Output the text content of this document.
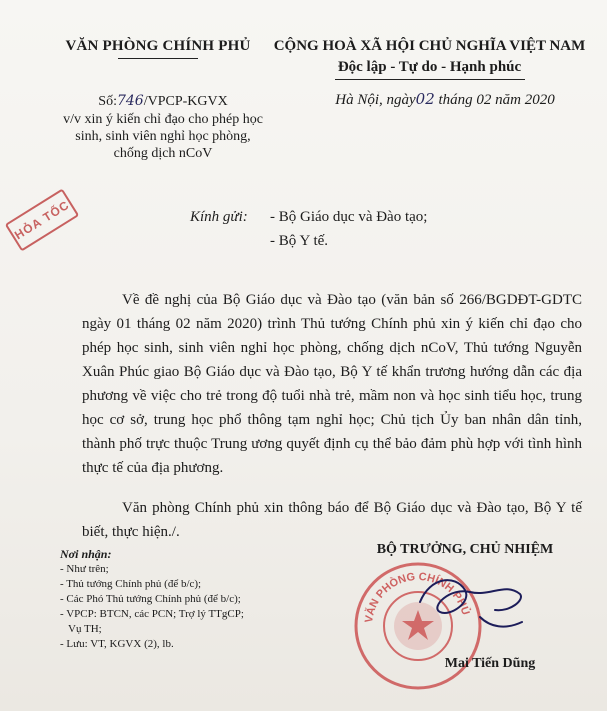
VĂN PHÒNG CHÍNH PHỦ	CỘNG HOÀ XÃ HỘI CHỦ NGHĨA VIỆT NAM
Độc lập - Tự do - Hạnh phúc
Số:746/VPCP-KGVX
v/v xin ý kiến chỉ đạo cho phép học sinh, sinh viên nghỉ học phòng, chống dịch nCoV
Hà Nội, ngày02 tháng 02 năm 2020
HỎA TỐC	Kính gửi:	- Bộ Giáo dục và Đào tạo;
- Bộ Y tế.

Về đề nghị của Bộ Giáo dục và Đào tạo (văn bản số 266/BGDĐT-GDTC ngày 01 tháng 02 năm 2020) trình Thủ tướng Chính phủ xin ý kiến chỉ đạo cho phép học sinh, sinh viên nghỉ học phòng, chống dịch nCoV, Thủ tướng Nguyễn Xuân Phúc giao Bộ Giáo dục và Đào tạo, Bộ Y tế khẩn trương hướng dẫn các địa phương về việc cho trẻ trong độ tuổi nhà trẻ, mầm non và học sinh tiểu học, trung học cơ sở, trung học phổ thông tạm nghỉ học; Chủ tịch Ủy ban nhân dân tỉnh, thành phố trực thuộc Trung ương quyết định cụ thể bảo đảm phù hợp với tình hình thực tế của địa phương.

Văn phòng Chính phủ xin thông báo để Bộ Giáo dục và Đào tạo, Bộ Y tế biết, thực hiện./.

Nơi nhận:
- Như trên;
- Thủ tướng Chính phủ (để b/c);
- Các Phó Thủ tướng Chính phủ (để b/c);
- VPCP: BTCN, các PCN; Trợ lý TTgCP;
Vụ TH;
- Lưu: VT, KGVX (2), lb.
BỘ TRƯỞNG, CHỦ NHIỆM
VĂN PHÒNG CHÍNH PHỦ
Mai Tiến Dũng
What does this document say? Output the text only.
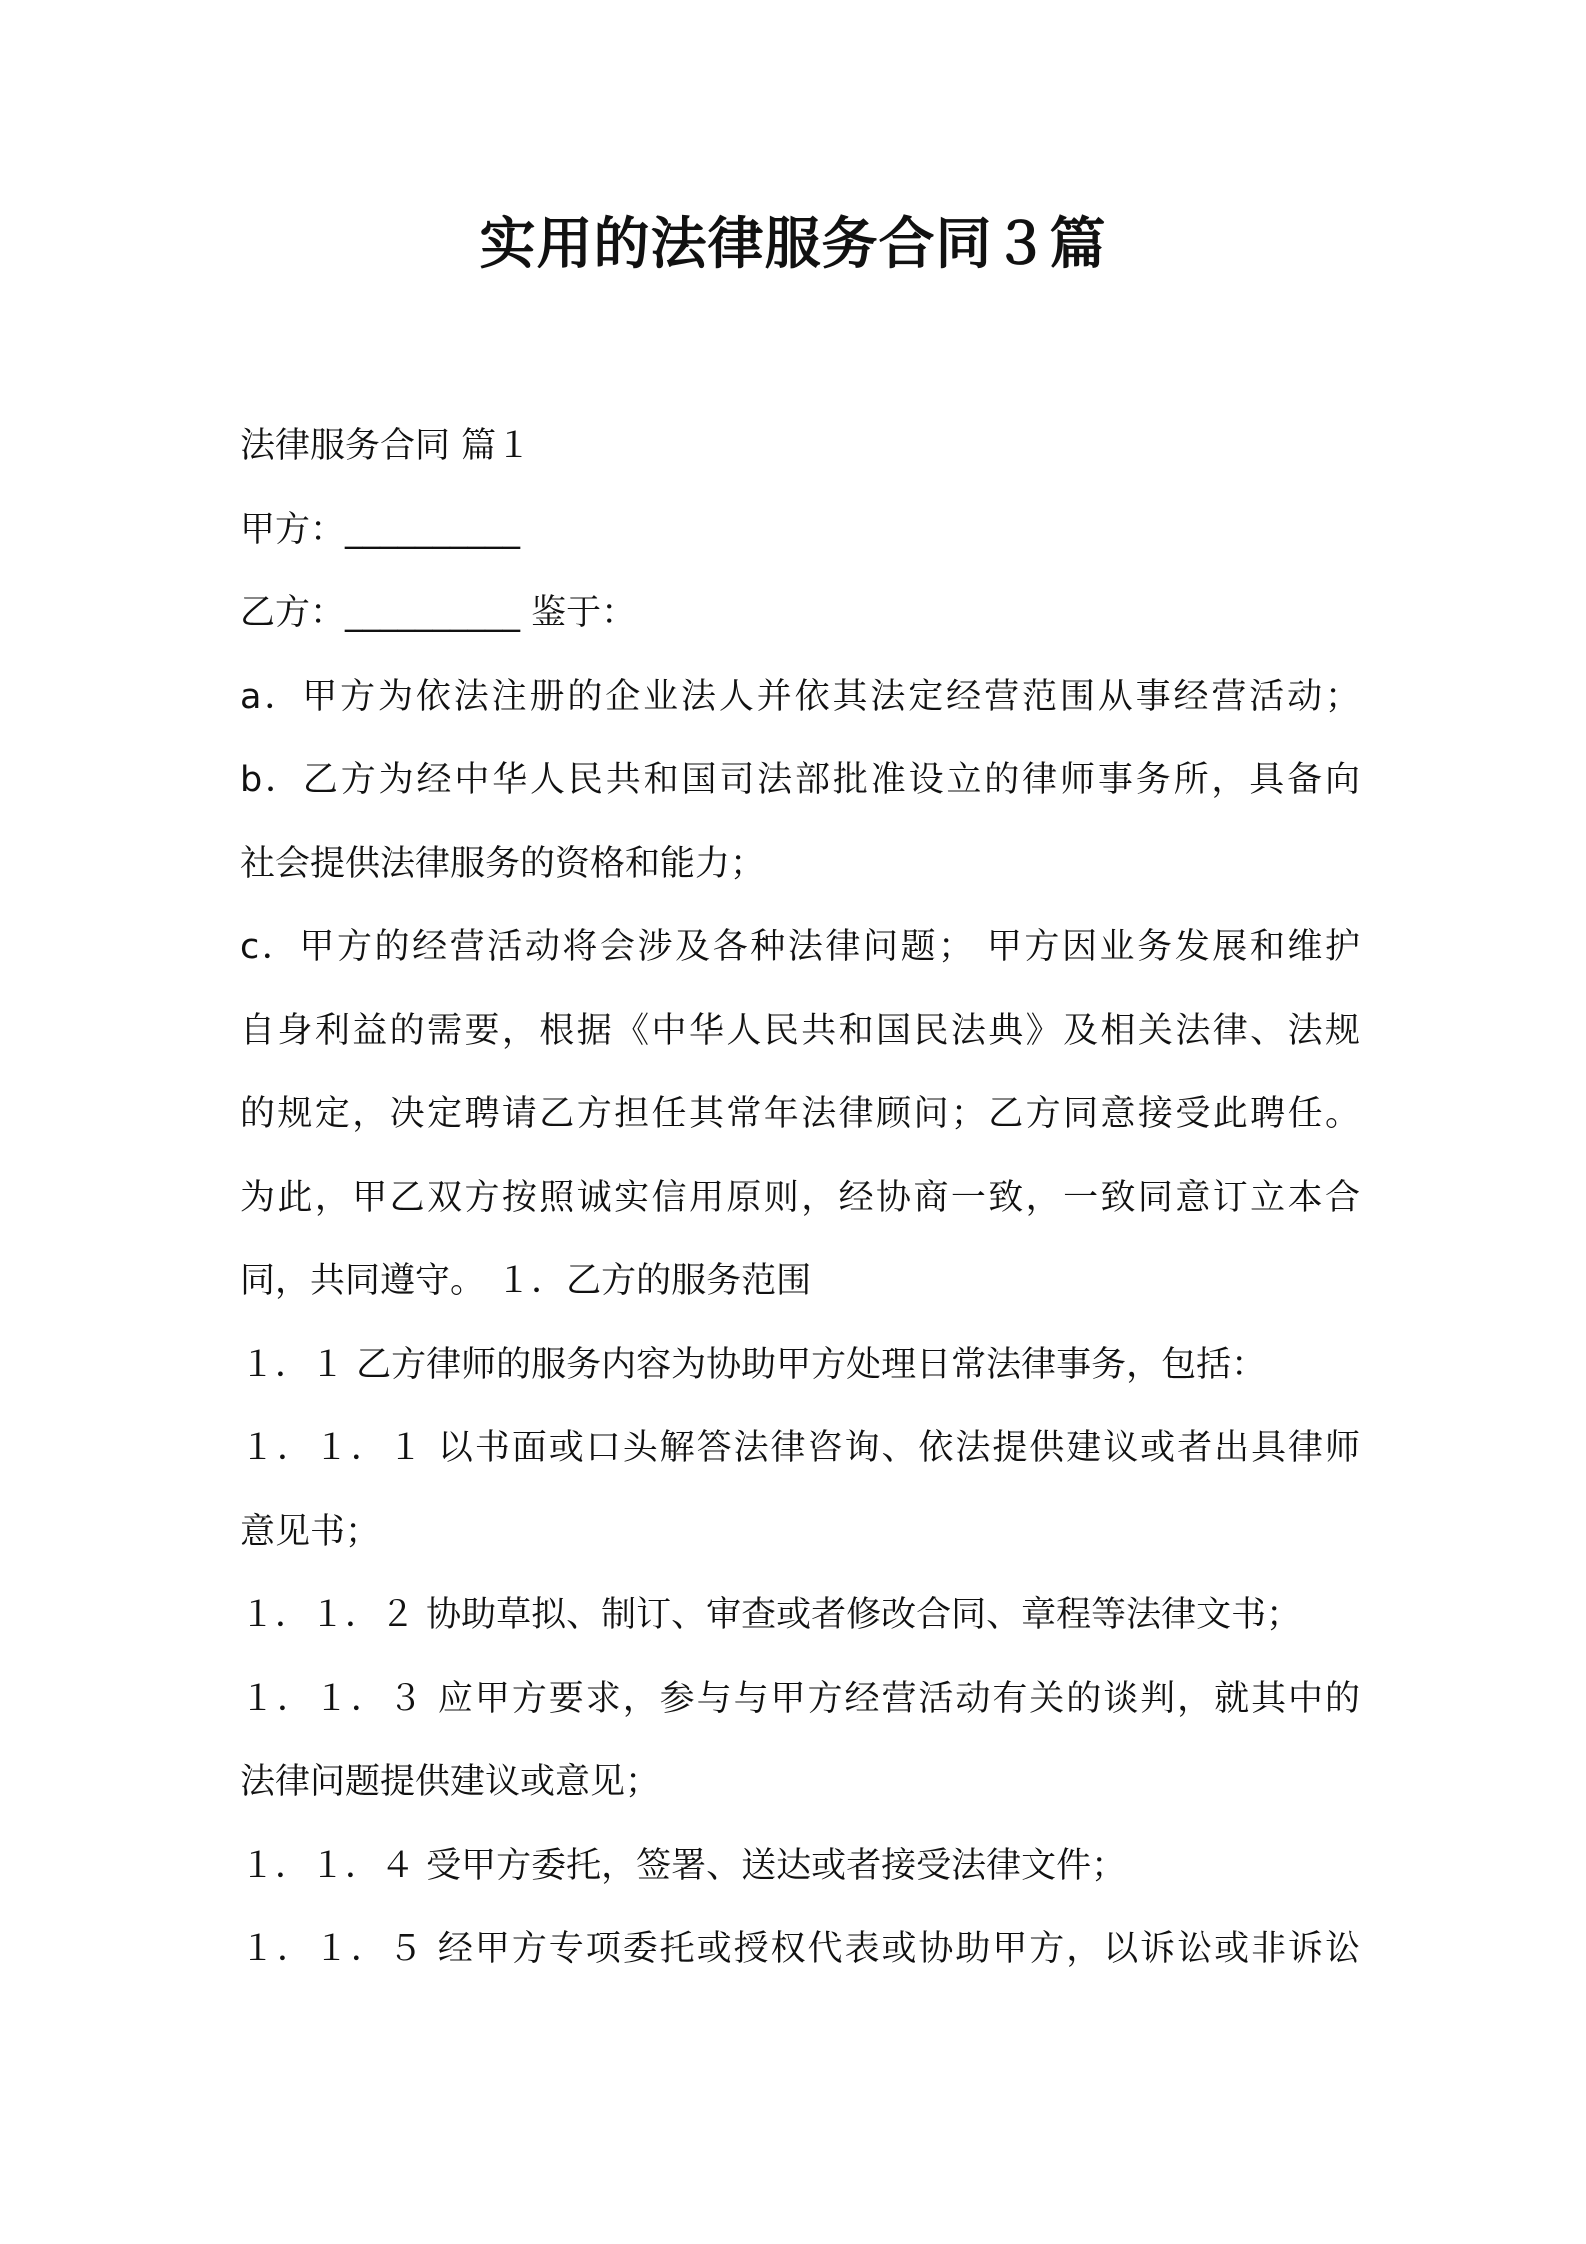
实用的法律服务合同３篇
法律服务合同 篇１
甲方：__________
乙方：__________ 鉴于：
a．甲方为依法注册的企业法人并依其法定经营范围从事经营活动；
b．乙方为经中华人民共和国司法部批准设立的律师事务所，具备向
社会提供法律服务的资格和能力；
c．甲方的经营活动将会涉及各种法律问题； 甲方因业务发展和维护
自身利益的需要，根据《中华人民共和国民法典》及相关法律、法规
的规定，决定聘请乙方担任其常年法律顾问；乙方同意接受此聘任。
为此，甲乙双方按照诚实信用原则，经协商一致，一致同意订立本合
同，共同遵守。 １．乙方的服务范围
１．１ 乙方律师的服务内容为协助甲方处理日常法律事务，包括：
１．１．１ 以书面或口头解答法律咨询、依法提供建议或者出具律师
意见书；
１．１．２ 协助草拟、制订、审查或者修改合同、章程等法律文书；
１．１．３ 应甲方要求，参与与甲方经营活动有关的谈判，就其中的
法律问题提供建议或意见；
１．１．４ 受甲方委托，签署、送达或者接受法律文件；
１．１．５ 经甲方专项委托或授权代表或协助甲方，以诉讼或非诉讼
───
§ **Given request**:
From the entries above, pull out each line that includes "this".

§ **Solved exercise**:
Output the text content of this document.
What does this document say? Output the text only.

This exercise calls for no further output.